- [Task prompt] Check each line of the data for "ITAR" and select those that have it.

- [Information provided]

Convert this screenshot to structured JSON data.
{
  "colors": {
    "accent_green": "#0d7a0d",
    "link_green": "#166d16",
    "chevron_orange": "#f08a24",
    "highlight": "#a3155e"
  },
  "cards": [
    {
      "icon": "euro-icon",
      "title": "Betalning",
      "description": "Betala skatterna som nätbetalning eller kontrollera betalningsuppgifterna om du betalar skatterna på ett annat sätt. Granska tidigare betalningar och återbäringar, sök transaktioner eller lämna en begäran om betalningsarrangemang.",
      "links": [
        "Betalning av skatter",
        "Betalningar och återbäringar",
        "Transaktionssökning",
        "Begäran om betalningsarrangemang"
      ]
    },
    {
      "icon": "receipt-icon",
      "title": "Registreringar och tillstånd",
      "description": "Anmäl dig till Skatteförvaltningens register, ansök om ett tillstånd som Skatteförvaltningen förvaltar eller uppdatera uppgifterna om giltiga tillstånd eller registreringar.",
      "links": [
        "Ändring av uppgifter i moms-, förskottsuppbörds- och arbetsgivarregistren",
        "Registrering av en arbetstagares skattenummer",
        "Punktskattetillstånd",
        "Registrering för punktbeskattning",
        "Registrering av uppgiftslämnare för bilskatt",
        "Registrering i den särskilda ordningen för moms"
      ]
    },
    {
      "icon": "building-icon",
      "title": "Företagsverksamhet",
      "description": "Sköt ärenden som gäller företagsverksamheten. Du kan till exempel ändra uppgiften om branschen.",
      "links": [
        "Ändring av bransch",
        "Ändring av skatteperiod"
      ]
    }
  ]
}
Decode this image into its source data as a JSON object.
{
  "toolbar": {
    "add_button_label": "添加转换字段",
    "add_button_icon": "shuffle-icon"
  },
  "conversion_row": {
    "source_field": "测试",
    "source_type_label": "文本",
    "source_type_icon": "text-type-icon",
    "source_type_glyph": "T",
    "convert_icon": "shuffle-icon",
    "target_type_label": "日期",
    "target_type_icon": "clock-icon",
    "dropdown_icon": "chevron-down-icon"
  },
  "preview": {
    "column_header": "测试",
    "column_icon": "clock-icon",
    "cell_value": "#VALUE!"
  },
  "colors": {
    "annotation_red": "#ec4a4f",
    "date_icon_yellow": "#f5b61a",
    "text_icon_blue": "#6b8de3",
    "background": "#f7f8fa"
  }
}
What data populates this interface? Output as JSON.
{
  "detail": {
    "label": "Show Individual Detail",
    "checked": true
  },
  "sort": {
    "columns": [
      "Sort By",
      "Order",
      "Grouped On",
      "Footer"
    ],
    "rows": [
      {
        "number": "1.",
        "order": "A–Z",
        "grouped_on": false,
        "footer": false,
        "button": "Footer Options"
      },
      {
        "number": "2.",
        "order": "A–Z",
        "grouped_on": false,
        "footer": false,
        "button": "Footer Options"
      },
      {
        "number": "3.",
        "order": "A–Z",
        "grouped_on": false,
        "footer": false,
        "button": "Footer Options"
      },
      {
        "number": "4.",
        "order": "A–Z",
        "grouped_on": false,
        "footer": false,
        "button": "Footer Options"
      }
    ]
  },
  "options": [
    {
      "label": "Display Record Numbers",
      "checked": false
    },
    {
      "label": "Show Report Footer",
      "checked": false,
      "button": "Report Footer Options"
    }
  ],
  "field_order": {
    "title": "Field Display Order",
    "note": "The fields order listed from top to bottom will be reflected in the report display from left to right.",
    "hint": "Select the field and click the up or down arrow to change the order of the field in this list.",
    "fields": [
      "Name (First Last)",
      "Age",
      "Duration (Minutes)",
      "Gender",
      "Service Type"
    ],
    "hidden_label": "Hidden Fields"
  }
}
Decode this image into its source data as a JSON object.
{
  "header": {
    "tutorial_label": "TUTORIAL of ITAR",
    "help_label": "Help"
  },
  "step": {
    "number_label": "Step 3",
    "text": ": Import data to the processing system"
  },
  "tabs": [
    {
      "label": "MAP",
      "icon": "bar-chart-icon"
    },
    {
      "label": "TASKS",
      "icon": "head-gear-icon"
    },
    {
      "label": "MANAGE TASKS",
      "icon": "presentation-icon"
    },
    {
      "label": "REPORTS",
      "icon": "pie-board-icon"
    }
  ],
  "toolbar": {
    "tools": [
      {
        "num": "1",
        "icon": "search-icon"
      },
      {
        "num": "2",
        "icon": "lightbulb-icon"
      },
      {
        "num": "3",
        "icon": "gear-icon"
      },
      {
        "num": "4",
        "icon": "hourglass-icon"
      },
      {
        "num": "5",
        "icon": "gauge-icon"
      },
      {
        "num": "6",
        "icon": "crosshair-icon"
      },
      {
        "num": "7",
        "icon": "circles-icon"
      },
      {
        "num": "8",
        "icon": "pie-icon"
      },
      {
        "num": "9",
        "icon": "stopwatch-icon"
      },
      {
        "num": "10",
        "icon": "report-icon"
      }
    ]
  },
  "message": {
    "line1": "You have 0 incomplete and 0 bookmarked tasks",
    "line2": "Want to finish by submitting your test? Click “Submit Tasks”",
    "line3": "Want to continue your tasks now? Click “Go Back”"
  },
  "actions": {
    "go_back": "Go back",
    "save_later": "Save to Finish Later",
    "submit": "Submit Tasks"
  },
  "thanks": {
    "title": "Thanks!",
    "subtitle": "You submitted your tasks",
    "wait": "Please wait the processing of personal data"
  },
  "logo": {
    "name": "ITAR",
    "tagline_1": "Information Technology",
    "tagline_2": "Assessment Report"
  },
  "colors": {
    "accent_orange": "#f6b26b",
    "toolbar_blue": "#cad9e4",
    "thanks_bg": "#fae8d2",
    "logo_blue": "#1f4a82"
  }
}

- [Result of this exercise]
    "tutorial_label": "TUTORIAL of ITAR",
    "name": "ITAR",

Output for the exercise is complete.